▶ Work instructions
Please write the listing below out again exactly, leaving every picture behind.
---------- Extracted material
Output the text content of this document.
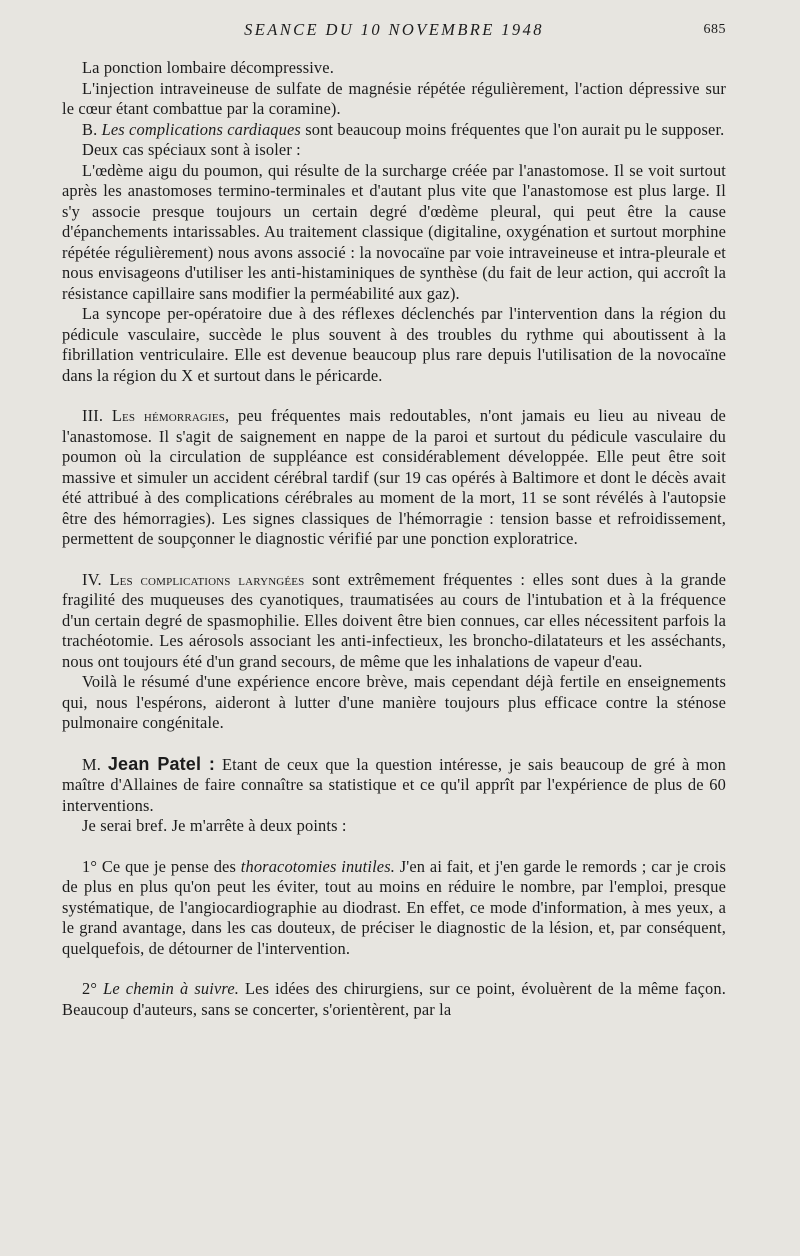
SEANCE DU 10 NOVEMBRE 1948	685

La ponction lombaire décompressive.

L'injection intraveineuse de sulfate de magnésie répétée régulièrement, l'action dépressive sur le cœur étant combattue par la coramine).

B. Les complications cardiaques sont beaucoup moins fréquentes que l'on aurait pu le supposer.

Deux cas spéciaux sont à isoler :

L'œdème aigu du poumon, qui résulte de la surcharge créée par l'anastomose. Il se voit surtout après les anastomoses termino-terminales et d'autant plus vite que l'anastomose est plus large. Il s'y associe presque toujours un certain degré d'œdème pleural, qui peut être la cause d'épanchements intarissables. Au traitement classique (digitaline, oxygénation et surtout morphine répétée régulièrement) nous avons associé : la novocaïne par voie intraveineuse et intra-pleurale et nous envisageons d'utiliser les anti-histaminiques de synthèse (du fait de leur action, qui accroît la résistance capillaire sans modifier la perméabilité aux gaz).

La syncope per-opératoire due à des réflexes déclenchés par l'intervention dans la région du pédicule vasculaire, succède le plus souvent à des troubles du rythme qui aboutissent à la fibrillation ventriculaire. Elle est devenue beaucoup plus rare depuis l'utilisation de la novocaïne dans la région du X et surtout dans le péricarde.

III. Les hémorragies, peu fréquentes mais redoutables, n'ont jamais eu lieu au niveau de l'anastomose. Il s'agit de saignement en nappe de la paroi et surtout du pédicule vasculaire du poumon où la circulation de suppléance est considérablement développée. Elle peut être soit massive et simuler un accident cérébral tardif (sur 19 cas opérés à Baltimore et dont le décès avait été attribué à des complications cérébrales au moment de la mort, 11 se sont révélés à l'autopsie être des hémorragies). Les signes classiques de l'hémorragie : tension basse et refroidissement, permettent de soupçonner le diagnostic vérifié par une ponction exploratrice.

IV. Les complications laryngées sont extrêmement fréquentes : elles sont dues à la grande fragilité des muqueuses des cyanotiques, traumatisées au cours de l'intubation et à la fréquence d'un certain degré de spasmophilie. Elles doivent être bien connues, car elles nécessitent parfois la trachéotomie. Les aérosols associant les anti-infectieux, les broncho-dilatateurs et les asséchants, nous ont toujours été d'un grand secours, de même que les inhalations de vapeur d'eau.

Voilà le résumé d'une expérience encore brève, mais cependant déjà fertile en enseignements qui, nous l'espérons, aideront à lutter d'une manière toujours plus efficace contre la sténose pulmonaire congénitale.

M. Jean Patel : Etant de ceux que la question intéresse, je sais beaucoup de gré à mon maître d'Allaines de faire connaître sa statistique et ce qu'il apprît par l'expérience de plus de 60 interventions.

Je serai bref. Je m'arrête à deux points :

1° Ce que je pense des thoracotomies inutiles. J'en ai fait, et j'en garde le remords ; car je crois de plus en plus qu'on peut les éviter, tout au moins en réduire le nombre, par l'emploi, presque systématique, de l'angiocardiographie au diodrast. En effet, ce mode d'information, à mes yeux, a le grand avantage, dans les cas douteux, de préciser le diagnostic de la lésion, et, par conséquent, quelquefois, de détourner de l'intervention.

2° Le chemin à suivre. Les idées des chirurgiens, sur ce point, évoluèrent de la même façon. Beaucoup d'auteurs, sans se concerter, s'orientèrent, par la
--------------------
▶ Result of this exercise
Output the text content of this document.
SEANCE DU 10 NOVEMBRE 1948	685

La ponction lombaire décompressive.

L'injection intraveineuse de sulfate de magnésie répétée régulièrement, l'action dépressive sur le cœur étant combattue par la coramine).

B. Les complications cardiaques sont beaucoup moins fréquentes que l'on aurait pu le supposer.

Deux cas spéciaux sont à isoler :

L'œdème aigu du poumon, qui résulte de la surcharge créée par l'anastomose. Il se voit surtout après les anastomoses termino-terminales et d'autant plus vite que l'anastomose est plus large. Il s'y associe presque toujours un certain degré d'œdème pleural, qui peut être la cause d'épanchements intarissables. Au traitement classique (digitaline, oxygénation et surtout morphine répétée régulièrement) nous avons associé : la novocaïne par voie intraveineuse et intra-pleurale et nous envisageons d'utiliser les anti-histaminiques de synthèse (du fait de leur action, qui accroît la résistance capillaire sans modifier la perméabilité aux gaz).

La syncope per-opératoire due à des réflexes déclenchés par l'intervention dans la région du pédicule vasculaire, succède le plus souvent à des troubles du rythme qui aboutissent à la fibrillation ventriculaire. Elle est devenue beaucoup plus rare depuis l'utilisation de la novocaïne dans la région du X et surtout dans le péricarde.

III. Les hémorragies, peu fréquentes mais redoutables, n'ont jamais eu lieu au niveau de l'anastomose. Il s'agit de saignement en nappe de la paroi et surtout du pédicule vasculaire du poumon où la circulation de suppléance est considérablement développée. Elle peut être soit massive et simuler un accident cérébral tardif (sur 19 cas opérés à Baltimore et dont le décès avait été attribué à des complications cérébrales au moment de la mort, 11 se sont révélés à l'autopsie être des hémorragies). Les signes classiques de l'hémorragie : tension basse et refroidissement, permettent de soupçonner le diagnostic vérifié par une ponction exploratrice.

IV. Les complications laryngées sont extrêmement fréquentes : elles sont dues à la grande fragilité des muqueuses des cyanotiques, traumatisées au cours de l'intubation et à la fréquence d'un certain degré de spasmophilie. Elles doivent être bien connues, car elles nécessitent parfois la trachéotomie. Les aérosols associant les anti-infectieux, les broncho-dilatateurs et les asséchants, nous ont toujours été d'un grand secours, de même que les inhalations de vapeur d'eau.

Voilà le résumé d'une expérience encore brève, mais cependant déjà fertile en enseignements qui, nous l'espérons, aideront à lutter d'une manière toujours plus efficace contre la sténose pulmonaire congénitale.

M. Jean Patel : Etant de ceux que la question intéresse, je sais beaucoup de gré à mon maître d'Allaines de faire connaître sa statistique et ce qu'il apprît par l'expérience de plus de 60 interventions.

Je serai bref. Je m'arrête à deux points :

1° Ce que je pense des thoracotomies inutiles. J'en ai fait, et j'en garde le remords ; car je crois de plus en plus qu'on peut les éviter, tout au moins en réduire le nombre, par l'emploi, presque systématique, de l'angiocardiographie au diodrast. En effet, ce mode d'information, à mes yeux, a le grand avantage, dans les cas douteux, de préciser le diagnostic de la lésion, et, par conséquent, quelquefois, de détourner de l'intervention.

2° Le chemin à suivre. Les idées des chirurgiens, sur ce point, évoluèrent de la même façon. Beaucoup d'auteurs, sans se concerter, s'orientèrent, par la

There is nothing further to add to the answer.